Required work
Which lines of the records contain "mathrm"? Collect every one of them.

A run of records:
····················

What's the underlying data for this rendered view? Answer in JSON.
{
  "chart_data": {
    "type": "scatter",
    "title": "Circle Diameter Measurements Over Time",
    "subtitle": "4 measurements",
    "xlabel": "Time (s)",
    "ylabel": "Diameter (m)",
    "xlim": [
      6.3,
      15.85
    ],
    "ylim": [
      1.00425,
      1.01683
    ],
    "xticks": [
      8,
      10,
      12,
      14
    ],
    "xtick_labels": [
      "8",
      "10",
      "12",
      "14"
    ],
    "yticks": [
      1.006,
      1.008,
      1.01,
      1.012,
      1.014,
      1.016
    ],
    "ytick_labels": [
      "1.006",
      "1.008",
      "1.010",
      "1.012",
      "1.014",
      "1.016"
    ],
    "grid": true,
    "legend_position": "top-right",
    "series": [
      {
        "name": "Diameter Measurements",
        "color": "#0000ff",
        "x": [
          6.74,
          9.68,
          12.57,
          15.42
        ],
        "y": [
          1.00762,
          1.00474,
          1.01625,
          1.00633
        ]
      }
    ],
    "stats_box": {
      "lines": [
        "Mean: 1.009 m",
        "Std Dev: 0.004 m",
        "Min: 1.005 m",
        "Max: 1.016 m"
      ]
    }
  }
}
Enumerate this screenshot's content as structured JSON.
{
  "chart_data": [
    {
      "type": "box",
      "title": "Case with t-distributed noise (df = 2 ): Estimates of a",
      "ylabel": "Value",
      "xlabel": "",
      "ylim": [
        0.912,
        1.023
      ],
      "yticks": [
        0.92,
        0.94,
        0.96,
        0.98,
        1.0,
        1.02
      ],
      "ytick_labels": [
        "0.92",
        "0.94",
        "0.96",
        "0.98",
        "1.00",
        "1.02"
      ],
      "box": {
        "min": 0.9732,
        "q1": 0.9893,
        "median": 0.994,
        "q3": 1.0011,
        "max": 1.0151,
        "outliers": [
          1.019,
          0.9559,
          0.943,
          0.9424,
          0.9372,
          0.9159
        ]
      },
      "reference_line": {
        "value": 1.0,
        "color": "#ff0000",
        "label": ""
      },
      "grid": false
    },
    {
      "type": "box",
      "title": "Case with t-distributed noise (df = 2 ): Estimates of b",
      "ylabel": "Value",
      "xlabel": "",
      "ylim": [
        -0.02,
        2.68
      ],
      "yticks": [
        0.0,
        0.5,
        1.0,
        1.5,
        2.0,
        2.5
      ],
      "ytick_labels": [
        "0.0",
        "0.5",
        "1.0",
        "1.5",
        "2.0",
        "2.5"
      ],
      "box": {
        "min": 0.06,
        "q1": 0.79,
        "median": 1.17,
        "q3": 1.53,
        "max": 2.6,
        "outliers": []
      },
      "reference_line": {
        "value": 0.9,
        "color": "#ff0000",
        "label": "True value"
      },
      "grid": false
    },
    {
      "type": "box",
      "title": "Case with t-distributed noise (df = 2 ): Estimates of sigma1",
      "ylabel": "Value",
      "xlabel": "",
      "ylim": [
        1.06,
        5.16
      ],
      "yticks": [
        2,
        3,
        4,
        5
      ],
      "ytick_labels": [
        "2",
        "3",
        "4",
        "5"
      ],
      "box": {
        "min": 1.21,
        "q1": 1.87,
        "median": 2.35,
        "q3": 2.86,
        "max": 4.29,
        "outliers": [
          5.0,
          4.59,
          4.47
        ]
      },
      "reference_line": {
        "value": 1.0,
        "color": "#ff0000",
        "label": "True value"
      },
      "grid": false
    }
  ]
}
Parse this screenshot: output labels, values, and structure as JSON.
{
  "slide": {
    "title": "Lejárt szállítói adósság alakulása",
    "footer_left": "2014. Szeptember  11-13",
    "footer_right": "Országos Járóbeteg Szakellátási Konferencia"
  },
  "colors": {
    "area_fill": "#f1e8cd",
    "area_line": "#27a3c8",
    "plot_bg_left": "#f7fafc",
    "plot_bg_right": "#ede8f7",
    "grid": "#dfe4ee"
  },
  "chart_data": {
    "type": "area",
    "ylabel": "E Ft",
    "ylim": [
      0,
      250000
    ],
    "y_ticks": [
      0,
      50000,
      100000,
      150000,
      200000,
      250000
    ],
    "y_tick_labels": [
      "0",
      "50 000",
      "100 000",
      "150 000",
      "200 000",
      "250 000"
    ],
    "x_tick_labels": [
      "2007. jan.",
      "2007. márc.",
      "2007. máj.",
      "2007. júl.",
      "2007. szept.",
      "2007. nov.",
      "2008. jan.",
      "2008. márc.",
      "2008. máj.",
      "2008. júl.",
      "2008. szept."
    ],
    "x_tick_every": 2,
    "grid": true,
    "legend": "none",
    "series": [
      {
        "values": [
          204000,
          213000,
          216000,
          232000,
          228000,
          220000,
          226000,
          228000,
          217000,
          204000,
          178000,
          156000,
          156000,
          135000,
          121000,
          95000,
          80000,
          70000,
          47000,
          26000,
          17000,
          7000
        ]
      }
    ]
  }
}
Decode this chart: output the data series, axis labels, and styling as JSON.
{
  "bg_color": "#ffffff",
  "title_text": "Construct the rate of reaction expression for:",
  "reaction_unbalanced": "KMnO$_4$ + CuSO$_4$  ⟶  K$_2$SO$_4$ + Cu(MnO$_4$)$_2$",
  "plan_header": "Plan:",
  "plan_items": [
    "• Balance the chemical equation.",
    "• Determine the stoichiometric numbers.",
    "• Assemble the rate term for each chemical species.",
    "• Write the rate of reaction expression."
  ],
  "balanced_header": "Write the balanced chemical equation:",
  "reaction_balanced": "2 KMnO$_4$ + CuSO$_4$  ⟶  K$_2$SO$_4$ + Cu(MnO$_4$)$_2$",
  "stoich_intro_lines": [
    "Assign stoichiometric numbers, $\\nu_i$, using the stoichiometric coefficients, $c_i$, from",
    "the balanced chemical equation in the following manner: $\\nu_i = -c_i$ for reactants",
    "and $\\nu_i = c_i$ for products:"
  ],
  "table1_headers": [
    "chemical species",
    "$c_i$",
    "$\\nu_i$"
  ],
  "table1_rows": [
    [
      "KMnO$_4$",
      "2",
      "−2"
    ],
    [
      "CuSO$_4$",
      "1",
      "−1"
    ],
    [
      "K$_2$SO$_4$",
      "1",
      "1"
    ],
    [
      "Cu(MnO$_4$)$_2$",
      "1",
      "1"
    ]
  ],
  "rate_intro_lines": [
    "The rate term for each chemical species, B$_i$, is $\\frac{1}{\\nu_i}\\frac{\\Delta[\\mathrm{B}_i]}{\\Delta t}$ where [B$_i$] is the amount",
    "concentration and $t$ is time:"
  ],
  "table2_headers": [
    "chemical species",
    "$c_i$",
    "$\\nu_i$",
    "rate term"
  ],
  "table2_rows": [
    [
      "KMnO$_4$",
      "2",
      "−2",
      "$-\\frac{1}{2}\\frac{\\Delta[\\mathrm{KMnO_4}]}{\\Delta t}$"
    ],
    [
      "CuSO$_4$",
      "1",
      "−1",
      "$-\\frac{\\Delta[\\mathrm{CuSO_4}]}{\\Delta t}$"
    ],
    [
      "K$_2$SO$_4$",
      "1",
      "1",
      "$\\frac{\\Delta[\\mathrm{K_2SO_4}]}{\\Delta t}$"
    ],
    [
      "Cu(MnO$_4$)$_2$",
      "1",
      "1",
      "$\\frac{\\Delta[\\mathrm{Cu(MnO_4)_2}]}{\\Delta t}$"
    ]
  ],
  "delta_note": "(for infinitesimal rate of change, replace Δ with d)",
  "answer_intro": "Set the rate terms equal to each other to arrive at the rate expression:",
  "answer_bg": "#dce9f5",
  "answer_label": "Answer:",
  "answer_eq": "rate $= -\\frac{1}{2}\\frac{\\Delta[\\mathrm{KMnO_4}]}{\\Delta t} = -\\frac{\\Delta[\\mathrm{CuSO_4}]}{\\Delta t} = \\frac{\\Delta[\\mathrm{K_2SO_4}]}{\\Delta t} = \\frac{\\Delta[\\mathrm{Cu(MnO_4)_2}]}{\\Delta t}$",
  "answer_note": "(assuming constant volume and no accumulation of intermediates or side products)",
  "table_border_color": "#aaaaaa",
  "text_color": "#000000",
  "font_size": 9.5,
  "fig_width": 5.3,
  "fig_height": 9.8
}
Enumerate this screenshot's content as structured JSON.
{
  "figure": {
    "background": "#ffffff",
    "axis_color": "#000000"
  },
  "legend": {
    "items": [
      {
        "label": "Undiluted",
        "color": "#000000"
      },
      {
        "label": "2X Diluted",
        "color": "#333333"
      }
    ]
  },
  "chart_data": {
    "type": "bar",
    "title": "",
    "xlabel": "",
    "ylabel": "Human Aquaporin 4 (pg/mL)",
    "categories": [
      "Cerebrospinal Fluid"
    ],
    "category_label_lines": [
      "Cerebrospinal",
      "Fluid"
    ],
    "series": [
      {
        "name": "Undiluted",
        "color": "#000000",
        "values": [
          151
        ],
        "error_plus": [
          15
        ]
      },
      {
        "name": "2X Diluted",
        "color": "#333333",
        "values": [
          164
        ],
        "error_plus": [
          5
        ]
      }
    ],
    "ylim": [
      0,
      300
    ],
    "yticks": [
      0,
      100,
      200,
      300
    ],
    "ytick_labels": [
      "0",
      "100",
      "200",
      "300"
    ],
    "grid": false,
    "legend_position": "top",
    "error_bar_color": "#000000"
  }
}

····················

Task output
    "The rate term for each chemical species, B$_i$, is $\\frac{1}{\\nu_i}\\frac{\\Delta[\\mathrm{B}_i]}{\\Delta t}$ where [B$_i$] is the amount",
      "$-\\frac{1}{2}\\frac{\\Delta[\\mathrm{KMnO_4}]}{\\Delta t}$"
      "$-\\frac{\\Delta[\\mathrm{CuSO_4}]}{\\Delta t}$"
      "$\\frac{\\Delta[\\mathrm{K_2SO_4}]}{\\Delta t}$"
      "$\\frac{\\Delta[\\mathrm{Cu(MnO_4)_2}]}{\\Delta t}$"
  "answer_eq": "rate $= -\\frac{1}{2}\\frac{\\Delta[\\mathrm{KMnO_4}]}{\\Delta t} = -\\frac{\\Delta[\\mathrm{CuSO_4}]}{\\Delta t} = \\frac{\\Delta[\\mathrm{K_2SO_4}]}{\\Delta t} = \\frac{\\Delta[\\mathrm{Cu(MnO_4)_2}]}{\\Delta t}$",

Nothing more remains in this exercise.